What to do => Collect every line of the records below that contains the word "типа".

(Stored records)
BEGIN

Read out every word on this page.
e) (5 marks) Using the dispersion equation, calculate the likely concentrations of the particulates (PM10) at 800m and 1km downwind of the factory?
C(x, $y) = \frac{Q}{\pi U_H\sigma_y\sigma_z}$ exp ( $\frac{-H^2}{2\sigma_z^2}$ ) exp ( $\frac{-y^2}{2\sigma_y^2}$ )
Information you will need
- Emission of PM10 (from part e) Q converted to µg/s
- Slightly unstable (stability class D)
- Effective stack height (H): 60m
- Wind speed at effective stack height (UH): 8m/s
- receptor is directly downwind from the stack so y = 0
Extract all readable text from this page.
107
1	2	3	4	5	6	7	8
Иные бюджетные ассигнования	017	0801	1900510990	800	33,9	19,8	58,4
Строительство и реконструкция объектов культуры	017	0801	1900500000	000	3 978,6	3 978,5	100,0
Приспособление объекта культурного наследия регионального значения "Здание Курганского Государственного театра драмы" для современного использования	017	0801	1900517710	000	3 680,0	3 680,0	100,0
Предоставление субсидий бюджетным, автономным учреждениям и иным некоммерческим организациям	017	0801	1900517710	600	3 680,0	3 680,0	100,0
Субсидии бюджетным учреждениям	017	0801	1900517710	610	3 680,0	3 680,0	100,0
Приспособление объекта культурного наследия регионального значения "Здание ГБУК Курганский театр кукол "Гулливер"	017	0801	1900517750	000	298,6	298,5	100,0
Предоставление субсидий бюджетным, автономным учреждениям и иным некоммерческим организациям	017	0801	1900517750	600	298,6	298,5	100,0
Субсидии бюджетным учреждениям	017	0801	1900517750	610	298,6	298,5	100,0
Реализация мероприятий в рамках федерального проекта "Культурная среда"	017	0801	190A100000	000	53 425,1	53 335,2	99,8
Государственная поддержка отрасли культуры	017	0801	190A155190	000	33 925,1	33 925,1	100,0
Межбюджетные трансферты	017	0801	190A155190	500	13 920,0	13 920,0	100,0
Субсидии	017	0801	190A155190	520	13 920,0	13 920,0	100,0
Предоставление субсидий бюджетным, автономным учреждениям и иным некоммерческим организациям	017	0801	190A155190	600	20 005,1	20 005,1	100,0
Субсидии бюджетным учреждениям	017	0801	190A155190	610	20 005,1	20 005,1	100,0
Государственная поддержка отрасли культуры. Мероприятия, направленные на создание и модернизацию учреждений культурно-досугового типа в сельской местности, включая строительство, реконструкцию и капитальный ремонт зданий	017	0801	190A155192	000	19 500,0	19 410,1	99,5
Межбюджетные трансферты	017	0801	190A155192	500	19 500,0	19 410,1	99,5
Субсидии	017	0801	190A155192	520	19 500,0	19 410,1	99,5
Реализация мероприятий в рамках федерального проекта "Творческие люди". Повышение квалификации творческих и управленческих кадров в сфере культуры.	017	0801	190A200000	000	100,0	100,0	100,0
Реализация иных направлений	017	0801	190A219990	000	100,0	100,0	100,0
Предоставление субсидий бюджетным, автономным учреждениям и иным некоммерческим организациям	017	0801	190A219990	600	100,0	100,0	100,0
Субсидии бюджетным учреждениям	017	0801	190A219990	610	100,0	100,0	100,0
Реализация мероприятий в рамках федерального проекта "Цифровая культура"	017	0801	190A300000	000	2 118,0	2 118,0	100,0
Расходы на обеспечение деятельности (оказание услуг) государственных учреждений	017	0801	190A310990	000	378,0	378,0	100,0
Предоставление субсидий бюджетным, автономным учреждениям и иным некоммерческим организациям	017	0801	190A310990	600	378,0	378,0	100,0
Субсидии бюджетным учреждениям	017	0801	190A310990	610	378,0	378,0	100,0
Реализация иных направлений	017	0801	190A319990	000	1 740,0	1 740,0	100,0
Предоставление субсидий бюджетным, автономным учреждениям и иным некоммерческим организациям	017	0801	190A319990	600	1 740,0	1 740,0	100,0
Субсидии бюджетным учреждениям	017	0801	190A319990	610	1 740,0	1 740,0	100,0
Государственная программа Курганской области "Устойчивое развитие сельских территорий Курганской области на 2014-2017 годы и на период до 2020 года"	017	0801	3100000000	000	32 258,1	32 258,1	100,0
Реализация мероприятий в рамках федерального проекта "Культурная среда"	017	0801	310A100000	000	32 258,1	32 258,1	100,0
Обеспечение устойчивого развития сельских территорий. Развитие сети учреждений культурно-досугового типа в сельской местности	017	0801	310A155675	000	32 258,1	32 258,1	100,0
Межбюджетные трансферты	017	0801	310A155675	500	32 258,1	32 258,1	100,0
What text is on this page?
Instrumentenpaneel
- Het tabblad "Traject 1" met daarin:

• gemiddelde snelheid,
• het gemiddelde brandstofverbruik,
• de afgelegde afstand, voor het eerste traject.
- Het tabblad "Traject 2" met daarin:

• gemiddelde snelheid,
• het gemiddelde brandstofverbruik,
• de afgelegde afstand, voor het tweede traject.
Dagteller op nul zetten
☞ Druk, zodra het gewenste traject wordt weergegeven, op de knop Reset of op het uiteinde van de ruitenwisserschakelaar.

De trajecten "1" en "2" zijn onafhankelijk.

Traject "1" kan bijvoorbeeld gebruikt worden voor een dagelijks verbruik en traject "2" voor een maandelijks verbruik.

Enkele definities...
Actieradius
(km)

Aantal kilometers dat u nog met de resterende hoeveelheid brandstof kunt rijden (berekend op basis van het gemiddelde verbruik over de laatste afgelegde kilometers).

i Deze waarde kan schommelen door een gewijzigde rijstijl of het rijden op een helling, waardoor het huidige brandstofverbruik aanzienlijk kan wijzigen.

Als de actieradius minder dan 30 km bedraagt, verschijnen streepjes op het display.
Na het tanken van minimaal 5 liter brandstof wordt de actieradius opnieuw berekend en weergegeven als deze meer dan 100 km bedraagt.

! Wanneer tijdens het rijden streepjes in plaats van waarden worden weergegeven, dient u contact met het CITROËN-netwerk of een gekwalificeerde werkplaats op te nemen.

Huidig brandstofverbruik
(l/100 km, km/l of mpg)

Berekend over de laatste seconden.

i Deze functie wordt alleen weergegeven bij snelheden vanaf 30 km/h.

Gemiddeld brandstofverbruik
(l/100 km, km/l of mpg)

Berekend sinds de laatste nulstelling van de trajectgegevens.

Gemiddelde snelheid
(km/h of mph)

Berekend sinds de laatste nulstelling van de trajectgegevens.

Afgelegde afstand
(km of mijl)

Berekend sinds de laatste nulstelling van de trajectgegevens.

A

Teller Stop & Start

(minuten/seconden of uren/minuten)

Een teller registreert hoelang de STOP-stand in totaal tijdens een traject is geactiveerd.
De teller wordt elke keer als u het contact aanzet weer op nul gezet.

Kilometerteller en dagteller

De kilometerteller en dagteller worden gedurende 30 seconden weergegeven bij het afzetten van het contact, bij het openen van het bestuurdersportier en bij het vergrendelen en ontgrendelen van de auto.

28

END

Worked solution =>
Государственная поддержка отрасли культуры. Мероприятия, направленные на создание и модернизацию учреждений культурно-досугового типа в сельской местности, включая строительство, реконструкцию и капитальный ремонт зданий	017	0801	190A155192	000	19 500,0	19 410,1	99,5
Обеспечение устойчивого развития сельских территорий. Развитие сети учреждений культурно-досугового типа в сельской местности	017	0801	310A155675	000	32 258,1	32 258,1	100,0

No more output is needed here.